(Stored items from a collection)
(begin)

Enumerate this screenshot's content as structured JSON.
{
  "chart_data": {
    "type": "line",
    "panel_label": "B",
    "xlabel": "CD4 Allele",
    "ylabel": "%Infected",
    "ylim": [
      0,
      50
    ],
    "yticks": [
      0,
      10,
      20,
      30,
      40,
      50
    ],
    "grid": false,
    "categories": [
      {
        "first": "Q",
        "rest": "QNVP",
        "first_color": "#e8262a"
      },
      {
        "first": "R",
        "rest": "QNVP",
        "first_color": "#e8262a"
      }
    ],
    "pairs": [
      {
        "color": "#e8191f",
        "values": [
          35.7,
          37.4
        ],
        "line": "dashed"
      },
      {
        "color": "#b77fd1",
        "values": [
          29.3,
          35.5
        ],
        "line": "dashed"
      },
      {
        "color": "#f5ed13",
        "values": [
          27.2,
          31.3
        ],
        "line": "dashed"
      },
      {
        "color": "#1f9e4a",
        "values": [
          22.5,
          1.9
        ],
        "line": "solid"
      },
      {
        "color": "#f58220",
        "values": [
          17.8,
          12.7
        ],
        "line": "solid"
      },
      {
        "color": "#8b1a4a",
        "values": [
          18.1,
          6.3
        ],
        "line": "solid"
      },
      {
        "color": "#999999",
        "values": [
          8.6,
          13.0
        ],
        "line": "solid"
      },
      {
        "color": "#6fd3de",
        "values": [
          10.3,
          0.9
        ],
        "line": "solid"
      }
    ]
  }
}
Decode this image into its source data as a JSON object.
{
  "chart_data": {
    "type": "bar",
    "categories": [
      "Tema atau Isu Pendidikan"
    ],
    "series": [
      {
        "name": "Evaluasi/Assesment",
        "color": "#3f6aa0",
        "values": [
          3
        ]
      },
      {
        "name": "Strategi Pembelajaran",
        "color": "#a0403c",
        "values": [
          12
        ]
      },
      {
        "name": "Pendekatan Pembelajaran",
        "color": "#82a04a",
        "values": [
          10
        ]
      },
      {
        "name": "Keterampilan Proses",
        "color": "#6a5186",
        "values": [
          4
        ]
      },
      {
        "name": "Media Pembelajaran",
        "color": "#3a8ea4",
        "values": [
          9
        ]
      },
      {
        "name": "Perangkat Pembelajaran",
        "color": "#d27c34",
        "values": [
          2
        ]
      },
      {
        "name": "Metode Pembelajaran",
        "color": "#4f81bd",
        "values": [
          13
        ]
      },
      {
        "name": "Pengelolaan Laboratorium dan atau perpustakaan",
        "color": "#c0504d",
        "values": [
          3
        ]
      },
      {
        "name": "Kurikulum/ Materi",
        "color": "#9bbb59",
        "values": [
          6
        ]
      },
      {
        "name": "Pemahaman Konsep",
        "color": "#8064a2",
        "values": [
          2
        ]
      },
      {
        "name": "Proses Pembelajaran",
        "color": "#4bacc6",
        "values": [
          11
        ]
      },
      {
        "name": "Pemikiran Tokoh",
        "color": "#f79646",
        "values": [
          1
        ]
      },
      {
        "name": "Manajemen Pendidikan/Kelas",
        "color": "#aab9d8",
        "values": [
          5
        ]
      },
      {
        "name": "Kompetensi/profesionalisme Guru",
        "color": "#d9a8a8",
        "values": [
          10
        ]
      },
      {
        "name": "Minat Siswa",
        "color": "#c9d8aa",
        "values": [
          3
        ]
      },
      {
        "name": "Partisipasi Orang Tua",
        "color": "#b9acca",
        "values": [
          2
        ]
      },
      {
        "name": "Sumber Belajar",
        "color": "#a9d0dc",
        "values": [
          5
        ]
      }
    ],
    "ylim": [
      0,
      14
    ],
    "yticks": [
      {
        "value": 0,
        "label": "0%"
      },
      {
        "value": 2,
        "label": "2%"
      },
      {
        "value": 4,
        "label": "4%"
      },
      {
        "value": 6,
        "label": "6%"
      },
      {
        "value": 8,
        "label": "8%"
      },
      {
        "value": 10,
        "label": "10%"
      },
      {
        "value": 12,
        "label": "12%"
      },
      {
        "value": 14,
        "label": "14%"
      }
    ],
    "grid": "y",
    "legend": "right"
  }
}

(end)

To be done: Scan the lines for the string "Proses". Copy out each line that matches.

Solution to this task:
        "name": "Keterampilan Proses",
        "name": "Proses Pembelajaran",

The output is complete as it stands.